* Your objective:
Print each of the entries exactly, leaving nothing out.

* Data:
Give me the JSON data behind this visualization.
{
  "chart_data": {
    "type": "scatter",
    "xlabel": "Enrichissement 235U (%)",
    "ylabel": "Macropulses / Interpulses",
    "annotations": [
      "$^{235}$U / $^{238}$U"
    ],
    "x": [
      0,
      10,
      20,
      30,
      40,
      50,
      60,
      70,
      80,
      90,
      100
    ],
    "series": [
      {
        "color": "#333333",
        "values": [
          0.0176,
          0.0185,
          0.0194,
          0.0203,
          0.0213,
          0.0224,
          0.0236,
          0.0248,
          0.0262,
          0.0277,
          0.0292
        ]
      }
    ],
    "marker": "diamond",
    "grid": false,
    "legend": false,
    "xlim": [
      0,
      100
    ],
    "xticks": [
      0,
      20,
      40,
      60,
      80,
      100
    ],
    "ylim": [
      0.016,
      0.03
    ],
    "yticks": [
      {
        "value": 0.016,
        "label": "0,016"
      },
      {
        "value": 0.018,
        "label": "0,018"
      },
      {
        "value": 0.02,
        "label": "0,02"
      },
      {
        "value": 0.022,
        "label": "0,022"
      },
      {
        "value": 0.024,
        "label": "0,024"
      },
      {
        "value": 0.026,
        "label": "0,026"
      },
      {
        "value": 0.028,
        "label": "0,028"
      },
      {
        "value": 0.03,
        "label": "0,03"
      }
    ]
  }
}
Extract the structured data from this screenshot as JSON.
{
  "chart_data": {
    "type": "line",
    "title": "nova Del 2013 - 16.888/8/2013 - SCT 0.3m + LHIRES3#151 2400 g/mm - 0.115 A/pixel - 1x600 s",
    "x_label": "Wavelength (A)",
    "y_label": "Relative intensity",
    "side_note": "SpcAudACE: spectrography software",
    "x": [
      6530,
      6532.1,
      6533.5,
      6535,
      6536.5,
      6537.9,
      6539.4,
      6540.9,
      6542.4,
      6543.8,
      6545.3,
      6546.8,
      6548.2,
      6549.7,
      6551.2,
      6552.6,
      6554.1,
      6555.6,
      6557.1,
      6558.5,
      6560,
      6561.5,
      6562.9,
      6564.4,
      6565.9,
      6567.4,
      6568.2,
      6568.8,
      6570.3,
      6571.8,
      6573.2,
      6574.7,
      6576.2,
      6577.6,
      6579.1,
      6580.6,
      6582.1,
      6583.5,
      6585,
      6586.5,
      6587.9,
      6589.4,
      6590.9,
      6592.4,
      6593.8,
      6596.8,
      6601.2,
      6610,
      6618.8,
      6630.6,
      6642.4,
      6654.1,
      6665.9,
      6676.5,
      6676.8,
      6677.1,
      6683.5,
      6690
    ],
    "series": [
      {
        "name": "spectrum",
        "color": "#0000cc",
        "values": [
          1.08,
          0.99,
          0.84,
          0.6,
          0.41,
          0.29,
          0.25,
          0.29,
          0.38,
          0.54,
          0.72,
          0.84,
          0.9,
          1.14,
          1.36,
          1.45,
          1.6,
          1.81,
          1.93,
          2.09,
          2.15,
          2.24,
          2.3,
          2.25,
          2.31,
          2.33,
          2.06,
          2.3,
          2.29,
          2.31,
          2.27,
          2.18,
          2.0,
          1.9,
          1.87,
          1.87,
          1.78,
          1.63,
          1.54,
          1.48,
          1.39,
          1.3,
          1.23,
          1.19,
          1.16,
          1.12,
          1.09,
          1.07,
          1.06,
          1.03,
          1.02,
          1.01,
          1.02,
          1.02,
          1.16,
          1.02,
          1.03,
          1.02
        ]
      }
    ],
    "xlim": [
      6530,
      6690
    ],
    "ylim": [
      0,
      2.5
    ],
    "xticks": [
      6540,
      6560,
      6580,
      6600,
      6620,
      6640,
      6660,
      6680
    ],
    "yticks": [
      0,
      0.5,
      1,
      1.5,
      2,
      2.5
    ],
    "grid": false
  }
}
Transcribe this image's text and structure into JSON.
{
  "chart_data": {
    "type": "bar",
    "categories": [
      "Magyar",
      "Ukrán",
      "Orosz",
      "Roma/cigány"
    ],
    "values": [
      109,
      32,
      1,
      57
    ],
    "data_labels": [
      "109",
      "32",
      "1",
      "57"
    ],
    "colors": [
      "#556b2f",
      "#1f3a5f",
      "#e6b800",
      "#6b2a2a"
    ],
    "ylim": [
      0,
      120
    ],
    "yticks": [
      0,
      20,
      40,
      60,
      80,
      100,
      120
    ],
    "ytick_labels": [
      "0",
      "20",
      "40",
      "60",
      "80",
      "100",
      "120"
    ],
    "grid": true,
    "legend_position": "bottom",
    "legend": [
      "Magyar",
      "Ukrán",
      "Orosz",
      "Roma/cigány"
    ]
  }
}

* The result:
Give me the JSON data behind this visualization.
{
  "chart_data": {
    "type": "scatter",
    "xlabel": "Enrichissement 235U (%)",
    "ylabel": "Macropulses / Interpulses",
    "annotations": [
      "$^{235}$U / $^{238}$U"
    ],
    "x": [
      0,
      10,
      20,
      30,
      40,
      50,
      60,
      70,
      80,
      90,
      100
    ],
    "series": [
      {
        "color": "#333333",
        "values": [
          0.0176,
          0.0185,
          0.0194,
          0.0203,
          0.0213,
          0.0224,
          0.0236,
          0.0248,
          0.0262,
          0.0277,
          0.0292
        ]
      }
    ],
    "marker": "diamond",
    "grid": false,
    "legend": false,
    "xlim": [
      0,
      100
    ],
    "xticks": [
      0,
      20,
      40,
      60,
      80,
      100
    ],
    "ylim": [
      0.016,
      0.03
    ],
    "yticks": [
      {
        "value": 0.016,
        "label": "0,016"
      },
      {
        "value": 0.018,
        "label": "0,018"
      },
      {
        "value": 0.02,
        "label": "0,02"
      },
      {
        "value": 0.022,
        "label": "0,022"
      },
      {
        "value": 0.024,
        "label": "0,024"
      },
      {
        "value": 0.026,
        "label": "0,026"
      },
      {
        "value": 0.028,
        "label": "0,028"
      },
      {
        "value": 0.03,
        "label": "0,03"
      }
    ]
  }
}
Extract the structured data from this screenshot as JSON.
{
  "chart_data": {
    "type": "line",
    "title": "nova Del 2013 - 16.888/8/2013 - SCT 0.3m + LHIRES3#151 2400 g/mm - 0.115 A/pixel - 1x600 s",
    "x_label": "Wavelength (A)",
    "y_label": "Relative intensity",
    "side_note": "SpcAudACE: spectrography software",
    "x": [
      6530,
      6532.1,
      6533.5,
      6535,
      6536.5,
      6537.9,
      6539.4,
      6540.9,
      6542.4,
      6543.8,
      6545.3,
      6546.8,
      6548.2,
      6549.7,
      6551.2,
      6552.6,
      6554.1,
      6555.6,
      6557.1,
      6558.5,
      6560,
      6561.5,
      6562.9,
      6564.4,
      6565.9,
      6567.4,
      6568.2,
      6568.8,
      6570.3,
      6571.8,
      6573.2,
      6574.7,
      6576.2,
      6577.6,
      6579.1,
      6580.6,
      6582.1,
      6583.5,
      6585,
      6586.5,
      6587.9,
      6589.4,
      6590.9,
      6592.4,
      6593.8,
      6596.8,
      6601.2,
      6610,
      6618.8,
      6630.6,
      6642.4,
      6654.1,
      6665.9,
      6676.5,
      6676.8,
      6677.1,
      6683.5,
      6690
    ],
    "series": [
      {
        "name": "spectrum",
        "color": "#0000cc",
        "values": [
          1.08,
          0.99,
          0.84,
          0.6,
          0.41,
          0.29,
          0.25,
          0.29,
          0.38,
          0.54,
          0.72,
          0.84,
          0.9,
          1.14,
          1.36,
          1.45,
          1.6,
          1.81,
          1.93,
          2.09,
          2.15,
          2.24,
          2.3,
          2.25,
          2.31,
          2.33,
          2.06,
          2.3,
          2.29,
          2.31,
          2.27,
          2.18,
          2.0,
          1.9,
          1.87,
          1.87,
          1.78,
          1.63,
          1.54,
          1.48,
          1.39,
          1.3,
          1.23,
          1.19,
          1.16,
          1.12,
          1.09,
          1.07,
          1.06,
          1.03,
          1.02,
          1.01,
          1.02,
          1.02,
          1.16,
          1.02,
          1.03,
          1.02
        ]
      }
    ],
    "xlim": [
      6530,
      6690
    ],
    "ylim": [
      0,
      2.5
    ],
    "xticks": [
      6540,
      6560,
      6580,
      6600,
      6620,
      6640,
      6660,
      6680
    ],
    "yticks": [
      0,
      0.5,
      1,
      1.5,
      2,
      2.5
    ],
    "grid": false
  }
}
Transcribe this image's text and structure into JSON.
{
  "chart_data": {
    "type": "bar",
    "categories": [
      "Magyar",
      "Ukrán",
      "Orosz",
      "Roma/cigány"
    ],
    "values": [
      109,
      32,
      1,
      57
    ],
    "data_labels": [
      "109",
      "32",
      "1",
      "57"
    ],
    "colors": [
      "#556b2f",
      "#1f3a5f",
      "#e6b800",
      "#6b2a2a"
    ],
    "ylim": [
      0,
      120
    ],
    "yticks": [
      0,
      20,
      40,
      60,
      80,
      100,
      120
    ],
    "ytick_labels": [
      "0",
      "20",
      "40",
      "60",
      "80",
      "100",
      "120"
    ],
    "grid": true,
    "legend_position": "bottom",
    "legend": [
      "Magyar",
      "Ukrán",
      "Orosz",
      "Roma/cigány"
    ]
  }
}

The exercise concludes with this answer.